:: WHAT IS EXPECTED ::
Copy all lines below containing "Lippstadt".
---- INFORMATION SHOWN
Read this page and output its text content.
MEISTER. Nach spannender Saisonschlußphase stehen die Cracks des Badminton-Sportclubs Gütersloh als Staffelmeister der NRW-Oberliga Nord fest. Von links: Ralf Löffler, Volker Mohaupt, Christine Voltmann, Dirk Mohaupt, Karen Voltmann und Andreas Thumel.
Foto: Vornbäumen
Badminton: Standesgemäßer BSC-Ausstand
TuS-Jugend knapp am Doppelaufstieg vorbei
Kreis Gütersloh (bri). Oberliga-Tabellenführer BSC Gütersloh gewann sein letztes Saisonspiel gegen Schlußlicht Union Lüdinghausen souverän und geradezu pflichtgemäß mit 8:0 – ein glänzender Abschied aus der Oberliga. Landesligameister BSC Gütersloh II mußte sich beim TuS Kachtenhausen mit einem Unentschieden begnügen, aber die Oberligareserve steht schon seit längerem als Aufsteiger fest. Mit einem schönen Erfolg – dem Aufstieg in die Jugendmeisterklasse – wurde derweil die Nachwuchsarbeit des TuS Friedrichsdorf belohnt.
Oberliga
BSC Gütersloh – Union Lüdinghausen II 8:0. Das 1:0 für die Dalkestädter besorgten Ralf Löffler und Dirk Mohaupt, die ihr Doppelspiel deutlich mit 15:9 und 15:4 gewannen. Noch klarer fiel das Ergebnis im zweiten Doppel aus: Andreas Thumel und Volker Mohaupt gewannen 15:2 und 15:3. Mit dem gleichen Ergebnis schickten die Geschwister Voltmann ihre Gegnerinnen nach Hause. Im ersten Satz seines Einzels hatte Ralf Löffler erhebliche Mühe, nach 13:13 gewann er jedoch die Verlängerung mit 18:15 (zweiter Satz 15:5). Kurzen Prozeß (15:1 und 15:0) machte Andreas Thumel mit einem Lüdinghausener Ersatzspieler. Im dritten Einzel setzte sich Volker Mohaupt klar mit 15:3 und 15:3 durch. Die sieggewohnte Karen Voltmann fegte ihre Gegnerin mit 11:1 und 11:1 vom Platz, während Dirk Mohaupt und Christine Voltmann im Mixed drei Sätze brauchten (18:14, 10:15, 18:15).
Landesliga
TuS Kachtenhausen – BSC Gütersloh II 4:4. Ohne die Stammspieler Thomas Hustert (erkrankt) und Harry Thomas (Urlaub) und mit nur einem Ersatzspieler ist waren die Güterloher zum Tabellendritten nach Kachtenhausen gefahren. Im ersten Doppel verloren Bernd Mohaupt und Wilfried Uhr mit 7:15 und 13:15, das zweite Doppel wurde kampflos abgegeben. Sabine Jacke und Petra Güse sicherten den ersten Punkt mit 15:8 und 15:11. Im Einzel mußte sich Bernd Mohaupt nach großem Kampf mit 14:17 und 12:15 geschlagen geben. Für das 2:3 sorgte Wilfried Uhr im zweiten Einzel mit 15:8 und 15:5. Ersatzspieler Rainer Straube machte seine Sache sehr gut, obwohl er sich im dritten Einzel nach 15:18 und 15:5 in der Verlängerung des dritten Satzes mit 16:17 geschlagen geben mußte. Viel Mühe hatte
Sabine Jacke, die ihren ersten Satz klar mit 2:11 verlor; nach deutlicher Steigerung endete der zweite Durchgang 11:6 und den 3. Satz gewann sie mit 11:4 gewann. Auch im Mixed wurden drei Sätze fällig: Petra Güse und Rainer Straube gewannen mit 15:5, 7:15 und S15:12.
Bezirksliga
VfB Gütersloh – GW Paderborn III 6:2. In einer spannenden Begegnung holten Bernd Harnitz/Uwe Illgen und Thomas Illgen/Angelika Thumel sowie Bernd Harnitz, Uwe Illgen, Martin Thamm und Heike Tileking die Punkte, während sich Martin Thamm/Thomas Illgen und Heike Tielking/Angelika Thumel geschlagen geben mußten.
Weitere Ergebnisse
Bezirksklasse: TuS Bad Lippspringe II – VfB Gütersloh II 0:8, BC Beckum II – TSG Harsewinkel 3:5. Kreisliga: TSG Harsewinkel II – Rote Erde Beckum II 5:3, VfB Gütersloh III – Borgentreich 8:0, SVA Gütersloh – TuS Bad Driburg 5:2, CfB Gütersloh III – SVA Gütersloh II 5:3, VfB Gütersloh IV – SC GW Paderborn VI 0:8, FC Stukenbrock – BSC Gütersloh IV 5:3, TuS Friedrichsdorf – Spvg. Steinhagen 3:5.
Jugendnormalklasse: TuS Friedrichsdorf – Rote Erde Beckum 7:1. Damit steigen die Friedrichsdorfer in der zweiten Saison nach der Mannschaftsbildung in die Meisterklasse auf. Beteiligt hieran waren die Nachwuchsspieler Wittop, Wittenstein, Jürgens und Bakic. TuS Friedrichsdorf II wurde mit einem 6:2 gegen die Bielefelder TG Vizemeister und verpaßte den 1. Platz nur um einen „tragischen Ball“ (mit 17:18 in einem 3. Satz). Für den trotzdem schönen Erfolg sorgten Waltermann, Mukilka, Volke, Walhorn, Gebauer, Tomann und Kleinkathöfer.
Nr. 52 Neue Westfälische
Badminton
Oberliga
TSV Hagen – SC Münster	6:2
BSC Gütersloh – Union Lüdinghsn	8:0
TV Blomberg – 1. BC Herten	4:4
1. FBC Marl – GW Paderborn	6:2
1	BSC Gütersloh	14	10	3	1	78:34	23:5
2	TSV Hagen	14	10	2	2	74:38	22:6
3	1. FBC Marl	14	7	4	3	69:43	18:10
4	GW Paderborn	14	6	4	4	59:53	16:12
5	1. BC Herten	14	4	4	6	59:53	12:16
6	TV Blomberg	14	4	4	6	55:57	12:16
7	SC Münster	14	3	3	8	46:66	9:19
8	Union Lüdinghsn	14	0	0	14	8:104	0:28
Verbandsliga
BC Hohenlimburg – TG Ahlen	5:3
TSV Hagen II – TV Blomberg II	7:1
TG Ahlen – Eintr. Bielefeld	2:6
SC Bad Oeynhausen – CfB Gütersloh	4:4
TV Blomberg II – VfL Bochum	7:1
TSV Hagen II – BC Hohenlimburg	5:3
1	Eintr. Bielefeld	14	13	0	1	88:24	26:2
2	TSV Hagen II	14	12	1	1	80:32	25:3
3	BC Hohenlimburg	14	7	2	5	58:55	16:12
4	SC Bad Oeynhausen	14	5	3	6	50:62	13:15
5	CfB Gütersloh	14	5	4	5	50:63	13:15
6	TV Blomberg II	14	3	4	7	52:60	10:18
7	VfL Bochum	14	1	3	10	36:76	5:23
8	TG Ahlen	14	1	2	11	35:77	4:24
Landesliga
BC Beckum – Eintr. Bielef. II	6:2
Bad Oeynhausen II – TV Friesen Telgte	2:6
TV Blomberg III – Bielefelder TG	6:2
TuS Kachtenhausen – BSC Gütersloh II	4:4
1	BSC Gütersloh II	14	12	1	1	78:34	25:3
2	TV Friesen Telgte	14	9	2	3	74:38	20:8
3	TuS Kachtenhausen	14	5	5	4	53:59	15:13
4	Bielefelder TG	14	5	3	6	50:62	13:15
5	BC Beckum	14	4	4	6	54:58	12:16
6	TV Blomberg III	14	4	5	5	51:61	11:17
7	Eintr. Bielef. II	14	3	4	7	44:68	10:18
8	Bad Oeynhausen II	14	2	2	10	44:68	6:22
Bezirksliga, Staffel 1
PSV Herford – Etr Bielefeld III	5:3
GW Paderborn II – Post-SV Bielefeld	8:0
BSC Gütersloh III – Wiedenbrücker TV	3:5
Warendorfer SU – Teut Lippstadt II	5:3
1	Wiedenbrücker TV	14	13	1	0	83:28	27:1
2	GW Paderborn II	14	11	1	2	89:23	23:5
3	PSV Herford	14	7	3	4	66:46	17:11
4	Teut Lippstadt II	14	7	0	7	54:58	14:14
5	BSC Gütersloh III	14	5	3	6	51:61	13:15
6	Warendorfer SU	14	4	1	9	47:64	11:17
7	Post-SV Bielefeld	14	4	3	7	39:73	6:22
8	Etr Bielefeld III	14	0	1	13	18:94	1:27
--------
:: EXERCISE RESULT ::
Warendorfer SU – Teut Lippstadt II	5:3
4	Teut Lippstadt II	14	7	0	7	54:58	14:14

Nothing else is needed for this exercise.